==== PAGINA ====
La strada giusta contro le droghe non è l’intolleranza, riflettiamo su libertà e consapevolezza

La cronaca drammatica, scandita dal succedersi serrato di episodi tendenzialmente analoghi, costituisce spesso la breccia per rimettere ciclicamente a tema fenomeni sociali più ampi, di tipo strutturale e di impatto generalizzato: è il caso di strettissima attualità di alcune tragiche morti di giovanissimi, in connessione causale con l’assunzione di sostanze stupefacenti.

In questo frangente, a raggiungere i vertici dell’agenda del dibattito pubblico è nuovamente la ricerca – non necessariamente coincidente – di spiegazioni e di soluzioni alla questione problematica del consumo massivo di droghe, soprattutto in fasi biografiche precoci. Un tema indubbiamente controverso, come sempre avviene quando a essere ridiscusso è il fragilissimo confine tra stili comportamentali privati e norme di ordine pubblico, secondo accezioni mobili e diversamente intense di devianza.
==== RIGHE ARCHIVIATE ====
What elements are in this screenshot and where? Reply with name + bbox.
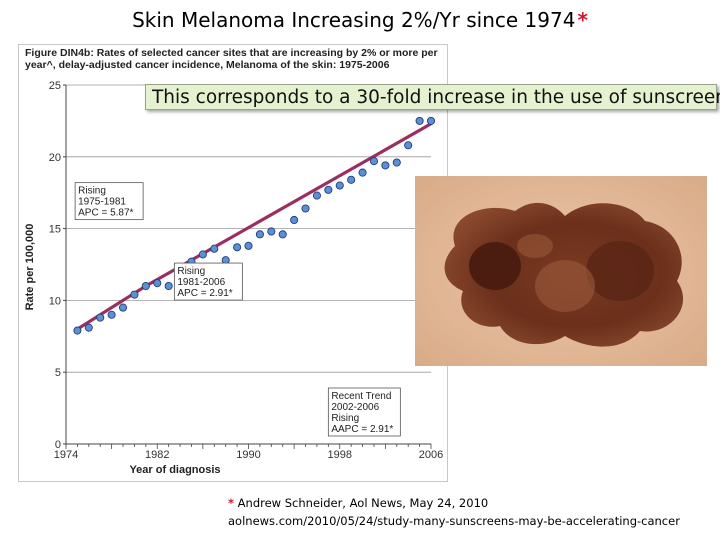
- citation-star-marker: *: [228, 496, 235, 510]
- trend-layer: [76, 122, 432, 331]
- sunscreen-callout: This corresponds to a 30-fold increase i…: [145, 84, 720, 110]
- annotation-text: 1975-1981: [78, 197, 126, 208]
- slide-title-text: Skin Melanoma Increasing 2%/Yr since 197…: [132, 8, 576, 32]
- data-point: [73, 326, 82, 335]
- data-point: [210, 244, 219, 253]
- data-point: [301, 204, 310, 213]
- annotation-box: [173, 262, 243, 301]
- lesion-dark-patch: [586, 241, 654, 301]
- data-point: [312, 191, 321, 200]
- melanoma-chart-figure: Figure DIN4b: Rates of selected cancer s…: [18, 44, 448, 482]
- annotation-text: Rising: [177, 266, 205, 277]
- data-point: [141, 281, 150, 291]
- data-point: [404, 141, 413, 150]
- annotation-text: Recent Trend: [331, 391, 391, 402]
- lesion-mid-patch: [517, 234, 553, 258]
- x-tick-label: 1990: [236, 449, 260, 461]
- y-tick-label: 0: [55, 439, 61, 451]
- annotation-text: 2002-2006: [331, 402, 379, 413]
- data-point: [118, 303, 128, 312]
- melanoma-lesion-photo: [415, 176, 707, 366]
- data-point: [130, 290, 139, 299]
- chart-title-line-2: year^, delay-adjusted cancer incidence, …: [25, 59, 390, 71]
- data-point: [381, 161, 390, 170]
- chart-title: Figure DIN4b: Rates of selected cancer s…: [25, 47, 445, 71]
- data-point: [278, 230, 287, 239]
- data-point: [267, 227, 276, 236]
- x-tick-label: 2006: [419, 449, 443, 461]
- y-tick-label: 15: [49, 224, 61, 236]
- data-point: [84, 323, 93, 332]
- chart-title-line-1: Figure DIN4b: Rates of selected cancer s…: [25, 47, 438, 59]
- y-tick-label: 10: [49, 295, 61, 307]
- annotation-text: AAPC = 2.91*: [331, 424, 393, 435]
- data-point: [255, 230, 264, 239]
- title-star-marker: *: [577, 8, 588, 32]
- lesion-dark-patch: [469, 242, 521, 290]
- x-axis-label: Year of diagnosis: [129, 464, 220, 476]
- data-point: [324, 185, 333, 194]
- annotation-text: APC = 2.91*: [177, 288, 232, 299]
- data-point: [415, 116, 424, 125]
- slide-title: Skin Melanoma Increasing 2%/Yr since 197…: [0, 8, 720, 32]
- annotation-box: [74, 182, 144, 221]
- data-point: [392, 158, 401, 167]
- citation-author: Andrew Schneider, Aol News, May 24, 2010: [237, 496, 489, 510]
- data-point: [198, 250, 207, 259]
- data-point: [96, 313, 105, 322]
- annotation-text: APC = 5.87*: [78, 208, 133, 219]
- annotation-text: 1981-2006: [177, 277, 225, 288]
- y-tick-label: 20: [49, 152, 61, 164]
- point-layer: [73, 116, 436, 335]
- data-point: [107, 310, 116, 319]
- citation-url[interactable]: aolnews.com/2010/05/24/study-many-sunscr…: [228, 514, 680, 528]
- y-tick-label: 5: [55, 367, 61, 379]
- x-tick-label: 1998: [328, 449, 352, 461]
- data-point: [164, 281, 173, 291]
- citation-line-1: * Andrew Schneider, Aol News, May 24, 20…: [228, 494, 680, 512]
- y-tick-label: 25: [49, 80, 61, 92]
- annotation-text: Rising: [331, 413, 359, 424]
- data-point: [369, 157, 379, 166]
- data-point: [358, 168, 367, 177]
- data-point: [290, 215, 299, 225]
- data-point: [244, 241, 253, 250]
- lesion-mid-patch: [535, 260, 595, 312]
- data-point: [233, 243, 242, 252]
- annotation-text: Rising: [78, 186, 106, 197]
- x-tick-label: 1982: [145, 449, 169, 461]
- axis-layer: 0 5 10 15 20 25 1974 1982 1990 1998 2006: [49, 80, 443, 461]
- citation: * Andrew Schneider, Aol News, May 24, 20…: [228, 494, 680, 530]
- annotation-box: [327, 387, 401, 437]
- data-point: [426, 116, 436, 125]
- data-point: [153, 279, 162, 288]
- trend-line-inner: [77, 123, 432, 330]
- data-point: [347, 175, 356, 184]
- x-tick-label: 1974: [54, 449, 78, 461]
- data-point: [335, 181, 344, 190]
- y-axis-label: Rate per 100,000: [24, 224, 36, 311]
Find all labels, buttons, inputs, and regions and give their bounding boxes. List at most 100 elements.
====
▶ [CONSEGNA SCRITTA A]: Stabilisci se ciascuna delle affermazioni seguenti concorda con l'articolo sul consumo di droghe, rispondendo sì o no e citando le parole decisive. (i) La ricerca di spiegazioni e quella di soluzioni coincidono necessariamente. (ii) Il consumo di droghe viene presentato come un tema indubbiamente controverso. (iii) Le morti recenti citate riguardano persone adulte.
▶ [CONSEGNA SCRITTA B]: Prosegui l'articolo sul consumo di droghe, riprendendo subito dopo la sua ultima frase.

▶ [RISULTATO FINALE A]:
(i) No: «non necessariamente coincidente».
(ii) Sì: «Un tema indubbiamente controverso».
(iii) No: «alcune tragiche morti di giovanissimi».

▶ [RISULTATO FINALE B]:
I provvedimenti securitari contingenti, probabilmente indotti dalla cifra emergenziale con cui si è teso in questi giorni a rappresentare un fenomeno in realtà ben sedimentato, sistemico e di lunghissima durata, si sono focalizzati in particolare sui contesti spaziali collettivi che hanno fatto da sfondo ai decessi: luoghi pubblici ad esplicita destinazione ricreativa, dei quali si contestano i vincoli e le modalità espressive, fino a deliberarne la chiusura perentoria, a estremo monito per ogni spazio analogo. Se questa può essere rubricata come una presa di posizione a valle, opinabile non tanto nella sua legittimità tecnica quanto nella sua parzialità sostanziale, una disamina più articolata del problema dovrebbe forse tentare di risalire a monte. Dovrebbe interrogarsi sulle possibili strategie ex-ante, preventive, non solo per contrastare gli esiti più estremi dell’assunzione sregolata di droghe su larga scala, ma anche per cercare di fare luce sui percorsi di scelta individuale che conducono un numero decisamente rilevante di persone a tradurre l’azione dell’assunzione una tantum di stupefacenti in comportamento abituale. E – a complicare il tutto – per perseguire l’obiettivo dell’efficacia, questo tentativo interpretativo dovrebbe provare a mantenersi scevro da tautologie, insite nella sanzione assiomatica della ‘Droga’ come presenza estranea ‘inaccettabile e basta’ nel corpo sano della società civile. La dichiarazione di intolleranza assoluta, infatti, non ne esclude comunque l’esistenza e la persistenza, né su un piano logico né tantomeno agli effetti pratici.
Questo tentativo appare, viceversa, percorso con buone intenzioni dai due racconti di vita qui proposti. Due storie apparentemente antinomiche, ancorate ai due poli estremi del rapporto individuale con le droghe: in un caso, un consumo informato, inscritto strategicamente da anni entro una routine di canonica normalità (famiglia, lavoro, amici); nell’altro caso, la rinuncia definitiva ad ogni tipo di stupefacente a seguito di un evento di rottura, l’overdose scampata per un pelo, talmente traumatico da marcare un prima e un dopo nel ciclo di vita del protagonista.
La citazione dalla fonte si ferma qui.